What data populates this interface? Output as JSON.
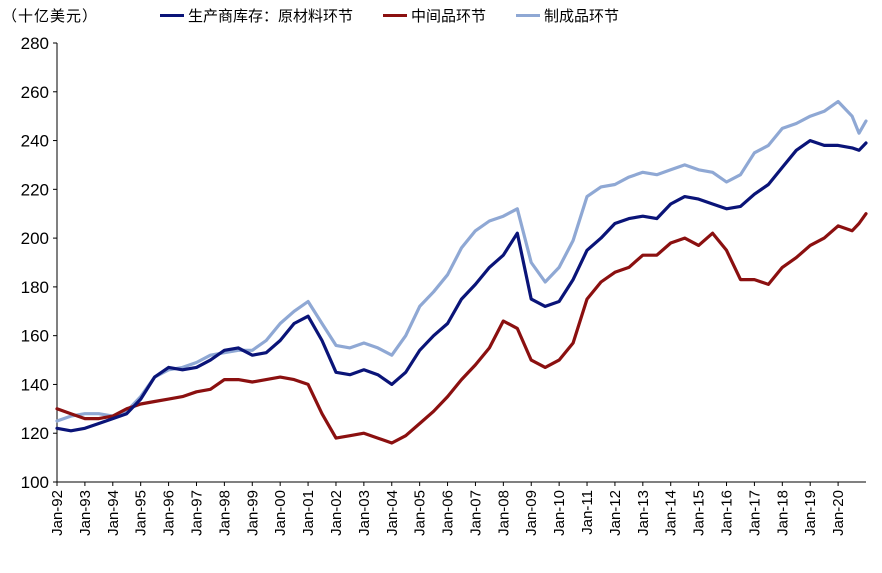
{
  "chart_data": {
    "type": "line",
    "title": "",
    "unit_label": "（十亿美元）",
    "xlabel": "",
    "ylabel": "",
    "ylim": [
      100,
      280
    ],
    "yticks": [
      100,
      120,
      140,
      160,
      180,
      200,
      220,
      240,
      260,
      280
    ],
    "xlim": [
      1992.0,
      2021.0
    ],
    "x_tick_labels": [
      "Jan-92",
      "Jan-93",
      "Jan-94",
      "Jan-95",
      "Jan-96",
      "Jan-97",
      "Jan-98",
      "Jan-99",
      "Jan-00",
      "Jan-01",
      "Jan-02",
      "Jan-03",
      "Jan-04",
      "Jan-05",
      "Jan-06",
      "Jan-07",
      "Jan-08",
      "Jan-09",
      "Jan-10",
      "Jan-11",
      "Jan-12",
      "Jan-13",
      "Jan-14",
      "Jan-15",
      "Jan-16",
      "Jan-17",
      "Jan-18",
      "Jan-19",
      "Jan-20"
    ],
    "x_tick_years": [
      1992,
      1993,
      1994,
      1995,
      1996,
      1997,
      1998,
      1999,
      2000,
      2001,
      2002,
      2003,
      2004,
      2005,
      2006,
      2007,
      2008,
      2009,
      2010,
      2011,
      2012,
      2013,
      2014,
      2015,
      2016,
      2017,
      2018,
      2019,
      2020
    ],
    "grid": false,
    "legend_position": "top",
    "series": [
      {
        "name": "生产商库存：原材料环节",
        "color": "#0a1478",
        "x": [
          1992.0,
          1992.5,
          1993.0,
          1993.5,
          1994.0,
          1994.5,
          1995.0,
          1995.5,
          1996.0,
          1996.5,
          1997.0,
          1997.5,
          1998.0,
          1998.5,
          1999.0,
          1999.5,
          2000.0,
          2000.5,
          2001.0,
          2001.5,
          2002.0,
          2002.5,
          2003.0,
          2003.5,
          2004.0,
          2004.5,
          2005.0,
          2005.5,
          2006.0,
          2006.5,
          2007.0,
          2007.5,
          2008.0,
          2008.5,
          2009.0,
          2009.5,
          2010.0,
          2010.5,
          2011.0,
          2011.5,
          2012.0,
          2012.5,
          2013.0,
          2013.5,
          2014.0,
          2014.5,
          2015.0,
          2015.5,
          2016.0,
          2016.5,
          2017.0,
          2017.5,
          2018.0,
          2018.5,
          2019.0,
          2019.5,
          2020.0,
          2020.5,
          2020.75,
          2021.0
        ],
        "values": [
          122,
          121,
          122,
          124,
          126,
          128,
          134,
          143,
          147,
          146,
          147,
          150,
          154,
          155,
          152,
          153,
          158,
          165,
          168,
          158,
          145,
          144,
          146,
          144,
          140,
          145,
          154,
          160,
          165,
          175,
          181,
          188,
          193,
          202,
          175,
          172,
          174,
          183,
          195,
          200,
          206,
          208,
          209,
          208,
          214,
          217,
          216,
          214,
          212,
          213,
          218,
          222,
          229,
          236,
          240,
          238,
          238,
          237,
          236,
          239
        ]
      },
      {
        "name": "中间品环节",
        "color": "#8b1010",
        "x": [
          1992.0,
          1992.5,
          1993.0,
          1993.5,
          1994.0,
          1994.5,
          1995.0,
          1995.5,
          1996.0,
          1996.5,
          1997.0,
          1997.5,
          1998.0,
          1998.5,
          1999.0,
          1999.5,
          2000.0,
          2000.5,
          2001.0,
          2001.5,
          2002.0,
          2002.5,
          2003.0,
          2003.5,
          2004.0,
          2004.5,
          2005.0,
          2005.5,
          2006.0,
          2006.5,
          2007.0,
          2007.5,
          2008.0,
          2008.5,
          2009.0,
          2009.5,
          2010.0,
          2010.5,
          2011.0,
          2011.5,
          2012.0,
          2012.5,
          2013.0,
          2013.5,
          2014.0,
          2014.5,
          2015.0,
          2015.5,
          2016.0,
          2016.5,
          2017.0,
          2017.5,
          2018.0,
          2018.5,
          2019.0,
          2019.5,
          2020.0,
          2020.5,
          2020.75,
          2021.0
        ],
        "values": [
          130,
          128,
          126,
          126,
          127,
          130,
          132,
          133,
          134,
          135,
          137,
          138,
          142,
          142,
          141,
          142,
          143,
          142,
          140,
          128,
          118,
          119,
          120,
          118,
          116,
          119,
          124,
          129,
          135,
          142,
          148,
          155,
          166,
          163,
          150,
          147,
          150,
          157,
          175,
          182,
          186,
          188,
          193,
          193,
          198,
          200,
          197,
          202,
          195,
          183,
          183,
          181,
          188,
          192,
          197,
          200,
          205,
          203,
          206,
          210
        ]
      },
      {
        "name": "制成品环节",
        "color": "#8fa8d4",
        "x": [
          1992.0,
          1992.5,
          1993.0,
          1993.5,
          1994.0,
          1994.5,
          1995.0,
          1995.5,
          1996.0,
          1996.5,
          1997.0,
          1997.5,
          1998.0,
          1998.5,
          1999.0,
          1999.5,
          2000.0,
          2000.5,
          2001.0,
          2001.5,
          2002.0,
          2002.5,
          2003.0,
          2003.5,
          2004.0,
          2004.5,
          2005.0,
          2005.5,
          2006.0,
          2006.5,
          2007.0,
          2007.5,
          2008.0,
          2008.5,
          2009.0,
          2009.5,
          2010.0,
          2010.5,
          2011.0,
          2011.5,
          2012.0,
          2012.5,
          2013.0,
          2013.5,
          2014.0,
          2014.5,
          2015.0,
          2015.5,
          2016.0,
          2016.5,
          2017.0,
          2017.5,
          2018.0,
          2018.5,
          2019.0,
          2019.5,
          2020.0,
          2020.5,
          2020.75,
          2021.0
        ],
        "values": [
          125,
          127,
          128,
          128,
          127,
          129,
          135,
          143,
          146,
          147,
          149,
          152,
          153,
          154,
          154,
          158,
          165,
          170,
          174,
          165,
          156,
          155,
          157,
          155,
          152,
          160,
          172,
          178,
          185,
          196,
          203,
          207,
          209,
          212,
          190,
          182,
          188,
          199,
          217,
          221,
          222,
          225,
          227,
          226,
          228,
          230,
          228,
          227,
          223,
          226,
          235,
          238,
          245,
          247,
          250,
          252,
          256,
          250,
          243,
          248
        ]
      }
    ]
  }
}
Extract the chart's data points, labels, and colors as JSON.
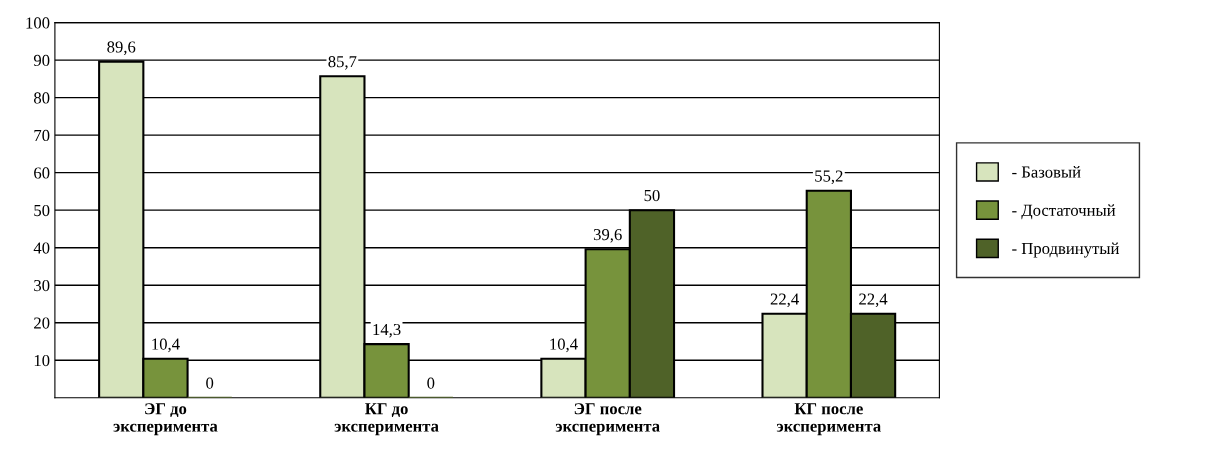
{
  "chart_data": {
    "type": "bar",
    "categories": [
      "ЭГ до\nэксперимента",
      "КГ до\nэксперимента",
      "ЭГ после\nэксперимента",
      "КГ после\nэксперимента"
    ],
    "series": [
      {
        "name": "- Базовый",
        "color": "#d7e4bd",
        "values": [
          89.6,
          85.7,
          10.4,
          22.4
        ],
        "value_labels": [
          "89,6",
          "85,7",
          "10,4",
          "22,4"
        ]
      },
      {
        "name": "- Достаточный",
        "color": "#77933c",
        "values": [
          10.4,
          14.3,
          39.6,
          55.2
        ],
        "value_labels": [
          "10,4",
          "14,3",
          "39,6",
          "55,2"
        ]
      },
      {
        "name": "- Продвинутый",
        "color": "#4f6228",
        "values": [
          0,
          0,
          50,
          22.4
        ],
        "value_labels": [
          "0",
          "0",
          "50",
          "22,4"
        ]
      }
    ],
    "ylim": [
      0,
      100
    ],
    "yticks": [
      10,
      20,
      30,
      40,
      50,
      60,
      70,
      80,
      90,
      100
    ],
    "grid": "y",
    "legend": "right"
  }
}
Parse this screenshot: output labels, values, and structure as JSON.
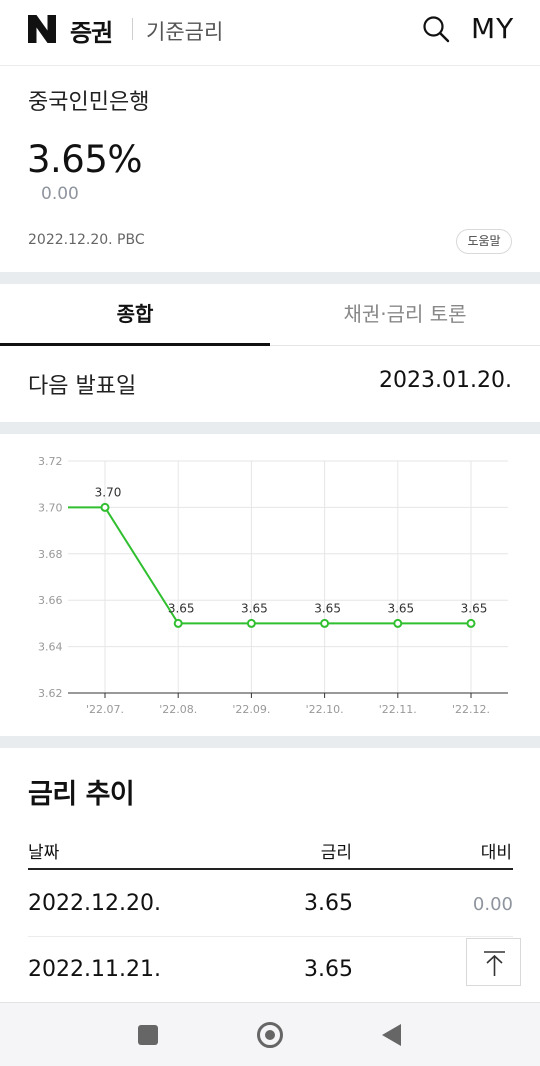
{
  "header": {
    "logo_letter": "N",
    "brand": "증권",
    "section": "기준금리",
    "my_label": "MY",
    "search_icon": "search-icon"
  },
  "summary": {
    "bank_name": "중국인민은행",
    "rate": "3.65%",
    "change": "0.00",
    "date_source": "2022.12.20. PBC",
    "help_label": "도움말"
  },
  "tabs": [
    {
      "label": "종합",
      "active": true
    },
    {
      "label": "채권·금리 토론",
      "active": false
    }
  ],
  "next_release": {
    "label": "다음 발표일",
    "date": "2023.01.20."
  },
  "chart_data": {
    "type": "line",
    "categories": [
      "'22.07.",
      "'22.08.",
      "'22.09.",
      "'22.10.",
      "'22.11.",
      "'22.12."
    ],
    "values": [
      3.7,
      3.65,
      3.65,
      3.65,
      3.65,
      3.65
    ],
    "value_labels": [
      "3.70",
      "3.65",
      "3.65",
      "3.65",
      "3.65",
      "3.65"
    ],
    "yticks": [
      "3.72",
      "3.70",
      "3.68",
      "3.66",
      "3.64",
      "3.62"
    ],
    "ylim": [
      3.62,
      3.72
    ],
    "line_extends_left_from_first": true,
    "grid": true,
    "line_color": "#2fbf2f",
    "grid_color": "#e6e6e6",
    "title": "",
    "xlabel": "",
    "ylabel": ""
  },
  "trend": {
    "title": "금리 추이",
    "columns": {
      "date": "날짜",
      "rate": "금리",
      "diff": "대비"
    },
    "rows": [
      {
        "date": "2022.12.20.",
        "rate": "3.65",
        "diff": "0.00"
      },
      {
        "date": "2022.11.21.",
        "rate": "3.65",
        "diff": ""
      }
    ]
  },
  "scroll_top_icon": "arrow-up-to-top-icon",
  "nav": {
    "recent_icon": "square-icon",
    "home_icon": "circle-icon",
    "back_icon": "triangle-back-icon"
  }
}
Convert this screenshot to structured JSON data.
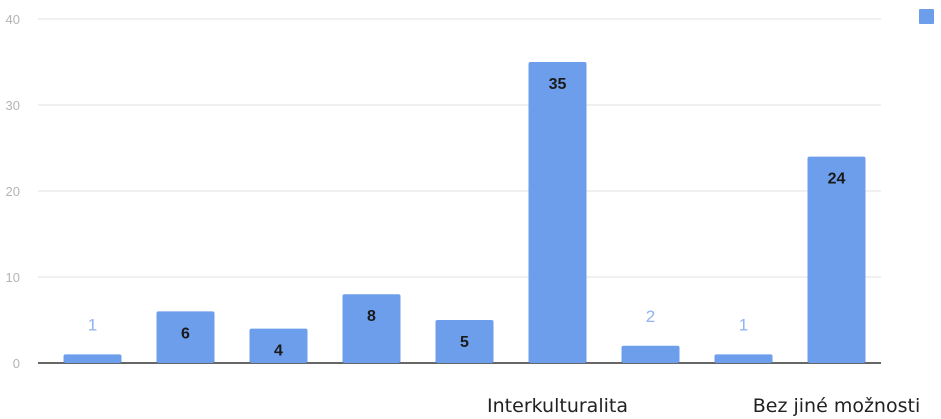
{
  "chart_data": {
    "type": "bar",
    "categories": [
      "",
      "",
      "",
      "",
      "",
      "Interkulturalita",
      "",
      "",
      "Bez jiné možnosti"
    ],
    "values": [
      1,
      6,
      4,
      8,
      5,
      35,
      2,
      1,
      24
    ],
    "ylim": [
      0,
      40
    ],
    "yticks": [
      0,
      10,
      20,
      30,
      40
    ],
    "grid": true,
    "legend": "top-right",
    "colors": {
      "bar": "#6d9eeb",
      "grid": "#e0e0e0",
      "baseline": "#333333"
    }
  }
}
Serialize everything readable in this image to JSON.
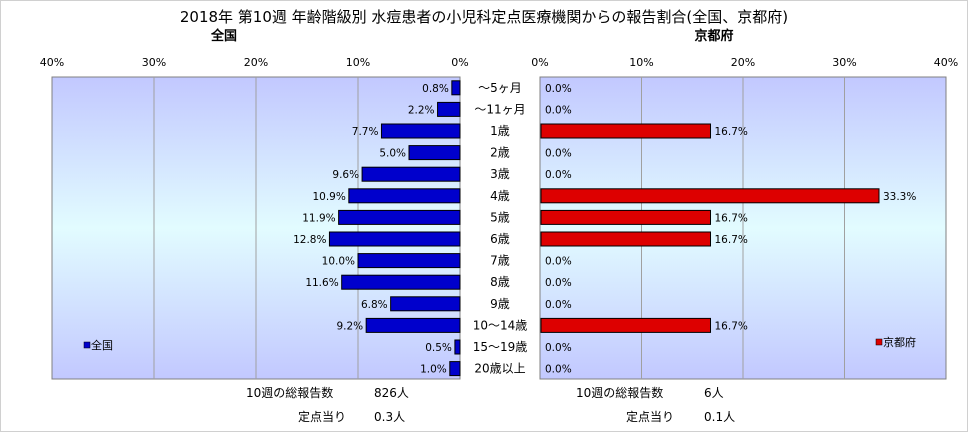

· · · · · · ·

WHAT TO PRODUCE:
Look for lines containing the string "после" and copy them all.

EXERCISE RESPONSE:
      "ЭГ после\nэксперимента",
      "КГ после\nэксперимента"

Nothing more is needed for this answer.